Exactly repeat the line that contains "Decode this image", then every line after it up to and including the final line.

───── Records for the exercise

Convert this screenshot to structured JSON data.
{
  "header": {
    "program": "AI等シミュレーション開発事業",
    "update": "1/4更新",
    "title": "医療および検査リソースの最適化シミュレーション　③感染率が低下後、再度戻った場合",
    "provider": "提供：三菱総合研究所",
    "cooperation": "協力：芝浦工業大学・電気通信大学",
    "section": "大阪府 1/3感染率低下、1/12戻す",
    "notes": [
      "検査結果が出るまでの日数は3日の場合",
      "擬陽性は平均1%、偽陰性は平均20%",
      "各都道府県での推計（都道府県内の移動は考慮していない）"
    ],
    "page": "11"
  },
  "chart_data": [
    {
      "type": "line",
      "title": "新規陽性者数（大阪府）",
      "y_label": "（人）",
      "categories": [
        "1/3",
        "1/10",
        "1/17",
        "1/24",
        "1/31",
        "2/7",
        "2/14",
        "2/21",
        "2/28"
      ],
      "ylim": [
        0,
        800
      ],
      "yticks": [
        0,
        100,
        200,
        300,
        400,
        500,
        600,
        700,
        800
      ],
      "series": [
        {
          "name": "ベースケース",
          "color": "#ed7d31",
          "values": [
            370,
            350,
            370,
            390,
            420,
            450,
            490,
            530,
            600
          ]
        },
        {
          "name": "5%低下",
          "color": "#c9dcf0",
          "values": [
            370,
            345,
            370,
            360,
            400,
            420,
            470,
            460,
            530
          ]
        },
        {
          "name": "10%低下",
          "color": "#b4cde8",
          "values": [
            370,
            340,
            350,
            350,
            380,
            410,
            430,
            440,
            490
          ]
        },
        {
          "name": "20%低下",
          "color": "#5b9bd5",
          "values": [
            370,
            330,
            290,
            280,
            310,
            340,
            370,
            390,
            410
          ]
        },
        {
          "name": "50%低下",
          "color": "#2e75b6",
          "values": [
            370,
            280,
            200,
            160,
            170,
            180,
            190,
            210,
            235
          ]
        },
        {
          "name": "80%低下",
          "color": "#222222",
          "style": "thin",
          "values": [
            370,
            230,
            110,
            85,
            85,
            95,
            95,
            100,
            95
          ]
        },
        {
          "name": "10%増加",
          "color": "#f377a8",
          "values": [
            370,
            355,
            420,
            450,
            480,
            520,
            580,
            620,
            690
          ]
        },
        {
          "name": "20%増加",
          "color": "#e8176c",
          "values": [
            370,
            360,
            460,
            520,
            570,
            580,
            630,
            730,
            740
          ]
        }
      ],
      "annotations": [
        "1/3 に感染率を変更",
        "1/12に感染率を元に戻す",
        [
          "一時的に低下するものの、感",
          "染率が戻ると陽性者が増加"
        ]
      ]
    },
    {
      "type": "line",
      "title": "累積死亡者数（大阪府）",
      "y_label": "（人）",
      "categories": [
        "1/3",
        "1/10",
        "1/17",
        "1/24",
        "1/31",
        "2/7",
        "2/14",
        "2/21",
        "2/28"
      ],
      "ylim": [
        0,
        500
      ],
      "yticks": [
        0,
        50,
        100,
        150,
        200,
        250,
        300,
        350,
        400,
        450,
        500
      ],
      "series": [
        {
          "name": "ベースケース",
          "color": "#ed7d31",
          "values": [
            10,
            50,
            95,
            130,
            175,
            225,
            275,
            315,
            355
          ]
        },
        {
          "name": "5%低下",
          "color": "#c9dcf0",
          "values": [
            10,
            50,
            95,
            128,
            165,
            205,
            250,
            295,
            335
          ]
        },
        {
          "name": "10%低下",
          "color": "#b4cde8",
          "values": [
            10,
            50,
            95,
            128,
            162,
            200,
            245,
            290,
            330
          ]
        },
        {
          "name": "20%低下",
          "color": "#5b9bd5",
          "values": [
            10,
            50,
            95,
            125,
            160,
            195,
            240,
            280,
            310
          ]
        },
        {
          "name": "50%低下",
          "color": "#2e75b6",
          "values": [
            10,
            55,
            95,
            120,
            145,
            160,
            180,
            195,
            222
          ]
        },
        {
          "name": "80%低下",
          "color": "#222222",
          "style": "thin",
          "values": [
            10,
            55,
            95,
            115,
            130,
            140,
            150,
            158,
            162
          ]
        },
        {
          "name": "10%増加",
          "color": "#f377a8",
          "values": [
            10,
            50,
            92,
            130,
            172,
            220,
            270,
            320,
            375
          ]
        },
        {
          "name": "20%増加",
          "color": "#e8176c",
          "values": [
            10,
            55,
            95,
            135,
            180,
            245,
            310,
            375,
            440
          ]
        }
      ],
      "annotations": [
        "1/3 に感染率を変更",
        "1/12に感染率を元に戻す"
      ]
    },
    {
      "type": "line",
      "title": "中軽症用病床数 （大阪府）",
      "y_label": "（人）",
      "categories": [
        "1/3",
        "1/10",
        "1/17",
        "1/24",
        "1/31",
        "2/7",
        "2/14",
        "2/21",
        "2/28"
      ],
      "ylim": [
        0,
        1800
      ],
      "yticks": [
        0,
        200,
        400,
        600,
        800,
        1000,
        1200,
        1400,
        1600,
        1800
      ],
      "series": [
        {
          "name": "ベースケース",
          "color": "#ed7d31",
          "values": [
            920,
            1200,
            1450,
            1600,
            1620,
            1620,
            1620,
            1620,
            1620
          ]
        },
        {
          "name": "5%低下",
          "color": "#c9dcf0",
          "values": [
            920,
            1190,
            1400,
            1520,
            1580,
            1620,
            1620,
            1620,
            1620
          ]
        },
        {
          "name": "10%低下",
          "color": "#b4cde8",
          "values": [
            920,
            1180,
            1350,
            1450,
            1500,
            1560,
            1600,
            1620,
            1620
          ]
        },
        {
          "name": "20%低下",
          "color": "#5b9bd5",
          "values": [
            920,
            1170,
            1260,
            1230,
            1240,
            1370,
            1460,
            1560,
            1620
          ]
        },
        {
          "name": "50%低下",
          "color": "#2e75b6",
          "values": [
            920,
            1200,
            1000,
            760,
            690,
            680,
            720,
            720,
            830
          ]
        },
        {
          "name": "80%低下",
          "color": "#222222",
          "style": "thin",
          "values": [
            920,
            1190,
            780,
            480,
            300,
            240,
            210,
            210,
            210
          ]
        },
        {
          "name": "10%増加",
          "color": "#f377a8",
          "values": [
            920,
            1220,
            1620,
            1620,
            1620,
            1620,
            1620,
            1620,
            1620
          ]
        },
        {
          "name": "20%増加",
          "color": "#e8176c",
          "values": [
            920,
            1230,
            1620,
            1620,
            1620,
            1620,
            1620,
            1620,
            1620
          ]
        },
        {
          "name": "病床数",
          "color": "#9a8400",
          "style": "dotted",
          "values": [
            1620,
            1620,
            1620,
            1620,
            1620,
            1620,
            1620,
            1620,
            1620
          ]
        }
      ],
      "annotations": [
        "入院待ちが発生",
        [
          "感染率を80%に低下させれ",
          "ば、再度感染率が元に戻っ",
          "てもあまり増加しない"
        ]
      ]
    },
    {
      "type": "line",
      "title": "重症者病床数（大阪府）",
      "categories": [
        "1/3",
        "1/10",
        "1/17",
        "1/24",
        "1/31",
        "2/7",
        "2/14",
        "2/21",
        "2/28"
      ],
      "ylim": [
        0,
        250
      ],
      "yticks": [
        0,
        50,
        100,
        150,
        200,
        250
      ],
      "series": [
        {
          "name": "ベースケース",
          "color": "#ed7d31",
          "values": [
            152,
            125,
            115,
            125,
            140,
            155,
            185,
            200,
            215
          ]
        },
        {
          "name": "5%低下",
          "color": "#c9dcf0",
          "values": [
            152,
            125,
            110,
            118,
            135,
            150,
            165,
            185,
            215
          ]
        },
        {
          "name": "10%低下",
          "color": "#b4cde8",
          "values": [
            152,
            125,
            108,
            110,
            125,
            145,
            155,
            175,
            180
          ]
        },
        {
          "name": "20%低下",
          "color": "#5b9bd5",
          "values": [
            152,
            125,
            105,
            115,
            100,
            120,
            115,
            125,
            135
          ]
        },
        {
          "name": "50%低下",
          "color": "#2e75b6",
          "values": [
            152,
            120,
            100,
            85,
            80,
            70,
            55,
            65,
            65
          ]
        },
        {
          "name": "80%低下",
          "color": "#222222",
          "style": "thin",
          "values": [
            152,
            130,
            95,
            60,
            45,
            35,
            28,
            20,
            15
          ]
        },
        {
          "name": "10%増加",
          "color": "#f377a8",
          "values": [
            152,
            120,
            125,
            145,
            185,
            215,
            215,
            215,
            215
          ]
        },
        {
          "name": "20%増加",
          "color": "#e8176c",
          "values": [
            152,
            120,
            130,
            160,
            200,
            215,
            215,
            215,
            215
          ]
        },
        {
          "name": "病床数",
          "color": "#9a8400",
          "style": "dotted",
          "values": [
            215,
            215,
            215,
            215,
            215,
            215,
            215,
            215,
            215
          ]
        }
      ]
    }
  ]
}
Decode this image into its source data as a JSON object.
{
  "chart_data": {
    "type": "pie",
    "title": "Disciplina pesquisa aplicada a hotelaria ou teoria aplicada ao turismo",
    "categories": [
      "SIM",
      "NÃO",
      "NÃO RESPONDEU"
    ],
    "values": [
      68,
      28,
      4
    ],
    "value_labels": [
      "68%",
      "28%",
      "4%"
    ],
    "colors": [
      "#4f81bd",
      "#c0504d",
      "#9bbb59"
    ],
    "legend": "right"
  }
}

──────────

Written answer —
Decode this image into its source data as a JSON object.
{
  "chart_data": {
    "type": "pie",
    "title": "Disciplina pesquisa aplicada a hotelaria ou teoria aplicada ao turismo",
    "categories": [
      "SIM",
      "NÃO",
      "NÃO RESPONDEU"
    ],
    "values": [
      68,
      28,
      4
    ],
    "value_labels": [
      "68%",
      "28%",
      "4%"
    ],
    "colors": [
      "#4f81bd",
      "#c0504d",
      "#9bbb59"
    ],
    "legend": "right"
  }
}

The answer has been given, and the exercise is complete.